Aim -
Tally every line of the material that includes "شرعی", then give the tally and nothing else.

## Begin Data in this exercise

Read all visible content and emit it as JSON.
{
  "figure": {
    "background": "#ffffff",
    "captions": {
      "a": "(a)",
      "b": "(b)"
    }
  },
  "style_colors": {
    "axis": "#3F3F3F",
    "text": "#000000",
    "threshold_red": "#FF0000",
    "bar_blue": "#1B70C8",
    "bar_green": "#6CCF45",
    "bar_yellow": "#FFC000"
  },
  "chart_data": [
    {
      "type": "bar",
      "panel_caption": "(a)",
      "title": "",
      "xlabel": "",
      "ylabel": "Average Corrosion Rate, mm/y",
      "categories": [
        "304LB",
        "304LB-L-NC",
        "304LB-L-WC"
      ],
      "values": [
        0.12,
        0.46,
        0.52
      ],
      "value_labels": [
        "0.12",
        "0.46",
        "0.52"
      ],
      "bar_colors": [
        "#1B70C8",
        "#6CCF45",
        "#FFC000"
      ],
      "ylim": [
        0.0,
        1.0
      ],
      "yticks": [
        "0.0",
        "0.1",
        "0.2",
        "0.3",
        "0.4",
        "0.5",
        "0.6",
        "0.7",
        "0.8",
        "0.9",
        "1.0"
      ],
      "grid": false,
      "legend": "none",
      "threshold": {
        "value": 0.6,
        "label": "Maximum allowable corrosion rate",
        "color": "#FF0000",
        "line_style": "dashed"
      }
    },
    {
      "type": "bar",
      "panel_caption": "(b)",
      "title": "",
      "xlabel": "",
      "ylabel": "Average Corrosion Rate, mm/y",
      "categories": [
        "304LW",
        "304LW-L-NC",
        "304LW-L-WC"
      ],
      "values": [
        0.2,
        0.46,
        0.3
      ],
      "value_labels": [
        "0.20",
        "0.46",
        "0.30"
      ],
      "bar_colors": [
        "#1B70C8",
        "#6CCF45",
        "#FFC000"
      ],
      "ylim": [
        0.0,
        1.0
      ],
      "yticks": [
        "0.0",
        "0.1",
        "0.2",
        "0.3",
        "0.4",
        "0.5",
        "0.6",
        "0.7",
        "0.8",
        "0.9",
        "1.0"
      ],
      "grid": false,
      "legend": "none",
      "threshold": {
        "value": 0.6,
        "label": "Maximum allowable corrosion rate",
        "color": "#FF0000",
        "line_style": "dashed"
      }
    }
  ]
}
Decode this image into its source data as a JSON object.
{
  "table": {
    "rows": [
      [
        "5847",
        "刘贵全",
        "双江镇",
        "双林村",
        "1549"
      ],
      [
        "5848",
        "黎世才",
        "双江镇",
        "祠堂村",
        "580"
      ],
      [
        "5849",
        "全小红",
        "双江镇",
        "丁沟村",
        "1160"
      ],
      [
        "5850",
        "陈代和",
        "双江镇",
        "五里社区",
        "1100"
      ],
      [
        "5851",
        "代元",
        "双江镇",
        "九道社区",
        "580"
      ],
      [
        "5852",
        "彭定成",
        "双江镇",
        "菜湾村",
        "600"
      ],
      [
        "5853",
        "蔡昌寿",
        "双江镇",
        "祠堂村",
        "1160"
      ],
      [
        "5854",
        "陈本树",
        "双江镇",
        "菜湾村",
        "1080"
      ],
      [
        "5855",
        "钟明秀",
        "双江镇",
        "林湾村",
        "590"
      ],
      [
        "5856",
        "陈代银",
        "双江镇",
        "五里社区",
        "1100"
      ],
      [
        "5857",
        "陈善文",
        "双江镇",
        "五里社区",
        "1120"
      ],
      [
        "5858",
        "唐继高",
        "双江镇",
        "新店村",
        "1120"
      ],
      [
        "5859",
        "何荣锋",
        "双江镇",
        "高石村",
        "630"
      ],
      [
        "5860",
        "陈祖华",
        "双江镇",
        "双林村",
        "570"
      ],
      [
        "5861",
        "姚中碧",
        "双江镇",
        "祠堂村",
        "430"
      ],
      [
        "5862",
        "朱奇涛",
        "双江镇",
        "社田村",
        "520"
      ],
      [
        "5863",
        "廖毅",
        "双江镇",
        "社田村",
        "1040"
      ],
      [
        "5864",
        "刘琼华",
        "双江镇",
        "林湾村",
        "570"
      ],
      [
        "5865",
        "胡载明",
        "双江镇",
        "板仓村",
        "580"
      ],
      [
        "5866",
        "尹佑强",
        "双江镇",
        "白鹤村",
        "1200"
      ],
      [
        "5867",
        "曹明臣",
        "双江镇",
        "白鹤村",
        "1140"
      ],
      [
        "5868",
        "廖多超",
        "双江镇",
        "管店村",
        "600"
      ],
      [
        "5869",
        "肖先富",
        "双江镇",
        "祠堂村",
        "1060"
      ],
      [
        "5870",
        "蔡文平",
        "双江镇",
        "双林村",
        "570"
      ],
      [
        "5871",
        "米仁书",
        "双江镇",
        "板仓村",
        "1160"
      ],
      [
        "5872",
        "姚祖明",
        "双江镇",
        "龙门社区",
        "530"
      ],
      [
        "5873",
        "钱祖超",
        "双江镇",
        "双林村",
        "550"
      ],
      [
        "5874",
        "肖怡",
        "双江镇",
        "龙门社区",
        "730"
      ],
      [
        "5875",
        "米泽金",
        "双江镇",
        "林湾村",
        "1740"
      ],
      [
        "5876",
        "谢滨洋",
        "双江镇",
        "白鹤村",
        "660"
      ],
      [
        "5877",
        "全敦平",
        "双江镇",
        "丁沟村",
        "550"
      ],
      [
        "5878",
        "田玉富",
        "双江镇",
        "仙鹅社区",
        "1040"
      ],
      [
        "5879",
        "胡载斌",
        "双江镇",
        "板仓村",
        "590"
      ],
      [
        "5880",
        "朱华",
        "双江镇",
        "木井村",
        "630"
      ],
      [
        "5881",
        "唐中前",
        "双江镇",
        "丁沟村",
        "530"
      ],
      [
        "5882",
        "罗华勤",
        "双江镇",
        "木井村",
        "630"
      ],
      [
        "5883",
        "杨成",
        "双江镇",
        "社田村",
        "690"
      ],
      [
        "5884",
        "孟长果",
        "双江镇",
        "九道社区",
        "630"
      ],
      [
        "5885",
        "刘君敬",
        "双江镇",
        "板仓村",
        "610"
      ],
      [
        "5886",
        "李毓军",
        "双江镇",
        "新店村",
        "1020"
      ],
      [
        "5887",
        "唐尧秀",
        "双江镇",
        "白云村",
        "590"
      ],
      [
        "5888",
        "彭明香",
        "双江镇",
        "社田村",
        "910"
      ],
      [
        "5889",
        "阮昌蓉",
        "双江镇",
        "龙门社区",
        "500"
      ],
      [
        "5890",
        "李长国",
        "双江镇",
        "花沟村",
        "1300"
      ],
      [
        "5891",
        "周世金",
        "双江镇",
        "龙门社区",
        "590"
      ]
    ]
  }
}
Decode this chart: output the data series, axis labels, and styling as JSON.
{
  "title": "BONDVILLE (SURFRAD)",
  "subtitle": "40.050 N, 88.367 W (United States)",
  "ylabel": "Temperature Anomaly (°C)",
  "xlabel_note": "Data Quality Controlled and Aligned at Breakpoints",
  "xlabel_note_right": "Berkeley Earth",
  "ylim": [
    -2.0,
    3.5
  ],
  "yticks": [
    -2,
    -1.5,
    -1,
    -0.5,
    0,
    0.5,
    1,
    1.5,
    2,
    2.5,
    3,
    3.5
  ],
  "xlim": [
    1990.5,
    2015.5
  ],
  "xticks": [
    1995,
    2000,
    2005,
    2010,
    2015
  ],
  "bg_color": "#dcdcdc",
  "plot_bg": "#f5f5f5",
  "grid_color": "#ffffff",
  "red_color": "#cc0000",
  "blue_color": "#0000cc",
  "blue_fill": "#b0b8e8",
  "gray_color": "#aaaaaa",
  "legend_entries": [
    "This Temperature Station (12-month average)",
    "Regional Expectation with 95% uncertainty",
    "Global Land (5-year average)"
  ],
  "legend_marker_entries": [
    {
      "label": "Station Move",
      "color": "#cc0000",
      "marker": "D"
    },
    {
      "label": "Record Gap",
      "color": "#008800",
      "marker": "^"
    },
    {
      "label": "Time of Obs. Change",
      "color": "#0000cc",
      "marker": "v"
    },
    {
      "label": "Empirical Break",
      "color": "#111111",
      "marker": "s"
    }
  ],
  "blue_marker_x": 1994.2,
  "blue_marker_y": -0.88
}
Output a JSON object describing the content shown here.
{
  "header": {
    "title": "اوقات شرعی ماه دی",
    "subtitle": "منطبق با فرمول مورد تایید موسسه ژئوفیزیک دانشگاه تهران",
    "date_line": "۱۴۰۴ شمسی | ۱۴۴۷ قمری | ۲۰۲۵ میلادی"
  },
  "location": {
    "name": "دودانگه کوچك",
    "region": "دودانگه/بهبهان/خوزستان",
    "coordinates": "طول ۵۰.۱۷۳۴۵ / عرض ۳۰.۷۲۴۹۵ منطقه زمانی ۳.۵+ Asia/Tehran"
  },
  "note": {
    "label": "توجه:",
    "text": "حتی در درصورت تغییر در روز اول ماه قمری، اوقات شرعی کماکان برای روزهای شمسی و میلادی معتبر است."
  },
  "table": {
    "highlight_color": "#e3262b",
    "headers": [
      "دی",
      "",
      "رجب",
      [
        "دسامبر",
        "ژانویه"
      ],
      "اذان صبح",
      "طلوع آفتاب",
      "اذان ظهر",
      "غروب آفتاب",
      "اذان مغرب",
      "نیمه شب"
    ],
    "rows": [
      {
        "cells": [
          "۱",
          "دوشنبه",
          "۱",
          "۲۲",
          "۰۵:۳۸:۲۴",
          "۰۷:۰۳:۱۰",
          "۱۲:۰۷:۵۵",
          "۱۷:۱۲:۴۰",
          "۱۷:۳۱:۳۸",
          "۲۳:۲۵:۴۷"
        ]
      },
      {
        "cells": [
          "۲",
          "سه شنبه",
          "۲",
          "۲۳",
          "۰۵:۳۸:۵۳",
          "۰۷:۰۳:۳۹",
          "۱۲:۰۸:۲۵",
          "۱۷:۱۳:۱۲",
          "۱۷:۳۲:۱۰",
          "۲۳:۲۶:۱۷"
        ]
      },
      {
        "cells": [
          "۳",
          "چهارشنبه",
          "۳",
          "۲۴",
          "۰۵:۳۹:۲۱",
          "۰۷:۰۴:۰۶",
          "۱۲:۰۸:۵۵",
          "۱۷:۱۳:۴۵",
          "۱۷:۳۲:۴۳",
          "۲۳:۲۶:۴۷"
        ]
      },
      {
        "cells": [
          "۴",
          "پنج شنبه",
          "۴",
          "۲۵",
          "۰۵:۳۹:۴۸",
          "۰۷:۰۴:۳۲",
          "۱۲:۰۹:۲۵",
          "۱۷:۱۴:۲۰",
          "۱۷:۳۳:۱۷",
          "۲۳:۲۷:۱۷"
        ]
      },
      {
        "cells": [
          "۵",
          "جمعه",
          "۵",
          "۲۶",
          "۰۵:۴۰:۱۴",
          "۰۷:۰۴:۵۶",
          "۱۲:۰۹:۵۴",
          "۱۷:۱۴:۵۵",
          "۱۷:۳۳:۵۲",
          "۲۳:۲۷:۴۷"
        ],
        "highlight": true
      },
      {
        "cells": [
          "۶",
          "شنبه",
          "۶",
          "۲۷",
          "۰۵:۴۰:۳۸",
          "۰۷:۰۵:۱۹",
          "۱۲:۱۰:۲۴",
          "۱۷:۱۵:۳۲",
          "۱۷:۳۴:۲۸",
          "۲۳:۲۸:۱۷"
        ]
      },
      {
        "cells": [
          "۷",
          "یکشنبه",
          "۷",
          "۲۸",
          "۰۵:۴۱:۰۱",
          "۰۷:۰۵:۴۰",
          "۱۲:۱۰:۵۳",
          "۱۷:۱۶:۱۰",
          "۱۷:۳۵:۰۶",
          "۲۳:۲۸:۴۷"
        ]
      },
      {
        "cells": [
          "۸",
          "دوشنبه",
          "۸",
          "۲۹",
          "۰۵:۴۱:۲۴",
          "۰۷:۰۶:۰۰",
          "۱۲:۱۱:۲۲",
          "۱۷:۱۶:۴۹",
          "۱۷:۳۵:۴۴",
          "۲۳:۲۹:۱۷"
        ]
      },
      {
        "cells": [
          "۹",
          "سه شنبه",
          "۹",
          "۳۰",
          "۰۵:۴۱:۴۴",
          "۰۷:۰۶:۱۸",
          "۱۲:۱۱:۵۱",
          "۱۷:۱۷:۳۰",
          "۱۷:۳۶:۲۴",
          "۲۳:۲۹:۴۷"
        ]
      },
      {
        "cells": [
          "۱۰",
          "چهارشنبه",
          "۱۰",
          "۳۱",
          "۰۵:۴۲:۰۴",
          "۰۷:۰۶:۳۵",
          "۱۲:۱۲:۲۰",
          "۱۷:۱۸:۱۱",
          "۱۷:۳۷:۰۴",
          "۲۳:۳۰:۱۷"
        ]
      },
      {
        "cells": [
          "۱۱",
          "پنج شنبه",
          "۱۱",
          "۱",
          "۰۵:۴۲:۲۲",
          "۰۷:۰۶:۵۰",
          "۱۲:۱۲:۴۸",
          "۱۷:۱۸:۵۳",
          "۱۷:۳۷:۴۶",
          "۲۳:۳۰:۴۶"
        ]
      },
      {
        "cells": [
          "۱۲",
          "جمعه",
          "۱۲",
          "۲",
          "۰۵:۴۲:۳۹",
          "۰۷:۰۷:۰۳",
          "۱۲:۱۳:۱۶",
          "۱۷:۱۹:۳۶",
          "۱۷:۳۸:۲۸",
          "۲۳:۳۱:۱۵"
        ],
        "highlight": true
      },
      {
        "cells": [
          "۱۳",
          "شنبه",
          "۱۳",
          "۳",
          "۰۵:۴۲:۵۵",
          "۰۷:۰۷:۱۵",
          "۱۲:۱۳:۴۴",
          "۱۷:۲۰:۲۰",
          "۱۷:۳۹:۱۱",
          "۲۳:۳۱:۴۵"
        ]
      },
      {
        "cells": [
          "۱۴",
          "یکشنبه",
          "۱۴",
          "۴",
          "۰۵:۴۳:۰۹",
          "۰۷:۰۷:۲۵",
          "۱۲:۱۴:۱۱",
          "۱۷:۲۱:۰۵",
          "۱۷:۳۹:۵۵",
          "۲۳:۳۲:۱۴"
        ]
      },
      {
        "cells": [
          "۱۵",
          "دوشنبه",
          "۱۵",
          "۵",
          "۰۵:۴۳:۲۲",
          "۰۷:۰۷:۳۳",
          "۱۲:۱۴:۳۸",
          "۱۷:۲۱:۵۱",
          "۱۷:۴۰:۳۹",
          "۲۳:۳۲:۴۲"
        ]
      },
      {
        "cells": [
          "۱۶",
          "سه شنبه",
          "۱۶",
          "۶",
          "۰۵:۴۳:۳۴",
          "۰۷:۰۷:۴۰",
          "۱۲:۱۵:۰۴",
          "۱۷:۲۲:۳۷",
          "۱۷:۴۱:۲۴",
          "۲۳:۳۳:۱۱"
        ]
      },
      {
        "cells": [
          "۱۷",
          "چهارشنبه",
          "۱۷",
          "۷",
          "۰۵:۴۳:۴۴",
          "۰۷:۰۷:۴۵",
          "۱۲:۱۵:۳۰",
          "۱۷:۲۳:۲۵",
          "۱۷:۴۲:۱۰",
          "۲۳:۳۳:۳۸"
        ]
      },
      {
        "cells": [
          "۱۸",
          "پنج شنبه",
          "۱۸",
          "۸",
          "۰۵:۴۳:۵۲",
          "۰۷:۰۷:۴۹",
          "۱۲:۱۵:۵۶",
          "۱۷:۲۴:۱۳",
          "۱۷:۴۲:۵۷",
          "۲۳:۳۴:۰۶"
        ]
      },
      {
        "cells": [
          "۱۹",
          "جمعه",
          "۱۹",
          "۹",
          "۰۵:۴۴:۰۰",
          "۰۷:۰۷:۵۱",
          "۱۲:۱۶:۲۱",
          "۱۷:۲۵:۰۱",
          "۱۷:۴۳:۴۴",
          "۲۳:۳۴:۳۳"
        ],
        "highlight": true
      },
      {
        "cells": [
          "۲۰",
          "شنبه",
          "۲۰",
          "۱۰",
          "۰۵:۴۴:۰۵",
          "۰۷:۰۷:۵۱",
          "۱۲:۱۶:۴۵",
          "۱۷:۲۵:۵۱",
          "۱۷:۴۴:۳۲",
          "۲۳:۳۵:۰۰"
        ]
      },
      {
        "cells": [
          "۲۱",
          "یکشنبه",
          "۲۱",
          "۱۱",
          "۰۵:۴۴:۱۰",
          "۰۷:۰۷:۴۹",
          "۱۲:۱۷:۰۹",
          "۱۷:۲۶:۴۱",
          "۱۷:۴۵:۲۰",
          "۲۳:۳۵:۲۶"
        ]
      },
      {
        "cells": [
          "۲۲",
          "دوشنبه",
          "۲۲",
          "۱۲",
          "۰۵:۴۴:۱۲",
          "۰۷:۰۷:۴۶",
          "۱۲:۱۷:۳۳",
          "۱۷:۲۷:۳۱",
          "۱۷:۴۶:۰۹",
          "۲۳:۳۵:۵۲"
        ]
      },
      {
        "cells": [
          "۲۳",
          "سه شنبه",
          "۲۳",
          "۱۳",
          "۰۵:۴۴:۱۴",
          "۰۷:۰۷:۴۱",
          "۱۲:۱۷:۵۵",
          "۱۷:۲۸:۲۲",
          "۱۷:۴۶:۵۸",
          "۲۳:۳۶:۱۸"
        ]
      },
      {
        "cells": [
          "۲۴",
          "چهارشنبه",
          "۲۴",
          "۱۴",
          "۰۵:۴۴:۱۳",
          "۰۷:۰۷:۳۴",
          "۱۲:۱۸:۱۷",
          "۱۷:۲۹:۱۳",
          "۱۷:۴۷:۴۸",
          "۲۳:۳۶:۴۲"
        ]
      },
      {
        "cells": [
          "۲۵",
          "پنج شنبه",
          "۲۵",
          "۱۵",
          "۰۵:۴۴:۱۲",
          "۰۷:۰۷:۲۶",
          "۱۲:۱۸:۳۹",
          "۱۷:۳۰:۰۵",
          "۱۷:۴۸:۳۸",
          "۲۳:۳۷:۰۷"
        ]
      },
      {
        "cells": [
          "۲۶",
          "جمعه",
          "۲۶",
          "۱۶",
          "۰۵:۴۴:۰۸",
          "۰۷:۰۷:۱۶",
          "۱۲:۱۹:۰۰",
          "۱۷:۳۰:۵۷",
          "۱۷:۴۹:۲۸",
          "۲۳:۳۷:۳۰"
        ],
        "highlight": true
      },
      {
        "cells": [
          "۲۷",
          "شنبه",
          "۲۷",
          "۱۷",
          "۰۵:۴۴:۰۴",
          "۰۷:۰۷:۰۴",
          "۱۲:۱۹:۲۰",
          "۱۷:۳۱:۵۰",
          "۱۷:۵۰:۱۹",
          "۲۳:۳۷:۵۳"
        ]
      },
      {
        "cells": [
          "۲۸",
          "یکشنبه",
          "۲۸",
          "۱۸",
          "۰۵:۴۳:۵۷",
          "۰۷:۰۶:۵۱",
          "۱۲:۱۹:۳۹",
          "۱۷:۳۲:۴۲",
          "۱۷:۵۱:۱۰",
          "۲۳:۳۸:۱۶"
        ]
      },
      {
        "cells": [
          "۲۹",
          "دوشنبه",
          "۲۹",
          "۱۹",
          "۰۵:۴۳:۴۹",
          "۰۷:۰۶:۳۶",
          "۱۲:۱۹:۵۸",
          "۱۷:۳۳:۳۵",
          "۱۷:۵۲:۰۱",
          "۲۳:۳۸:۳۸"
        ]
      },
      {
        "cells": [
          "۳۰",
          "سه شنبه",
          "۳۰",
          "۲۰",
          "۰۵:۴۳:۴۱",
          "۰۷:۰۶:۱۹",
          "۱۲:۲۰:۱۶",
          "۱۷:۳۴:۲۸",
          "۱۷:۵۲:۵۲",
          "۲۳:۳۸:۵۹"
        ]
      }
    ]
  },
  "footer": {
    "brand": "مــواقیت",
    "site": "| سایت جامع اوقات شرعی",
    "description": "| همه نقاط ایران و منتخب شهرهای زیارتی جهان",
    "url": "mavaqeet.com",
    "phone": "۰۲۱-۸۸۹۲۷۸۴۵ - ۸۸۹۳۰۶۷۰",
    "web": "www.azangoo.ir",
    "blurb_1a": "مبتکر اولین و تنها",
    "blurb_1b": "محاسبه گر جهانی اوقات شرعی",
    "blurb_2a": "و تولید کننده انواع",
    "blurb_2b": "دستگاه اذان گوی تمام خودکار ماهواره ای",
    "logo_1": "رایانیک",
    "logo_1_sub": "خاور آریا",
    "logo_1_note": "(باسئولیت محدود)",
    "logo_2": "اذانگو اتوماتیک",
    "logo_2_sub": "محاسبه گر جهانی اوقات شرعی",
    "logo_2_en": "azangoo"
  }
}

## End Data in this exercise

Correct answer -
5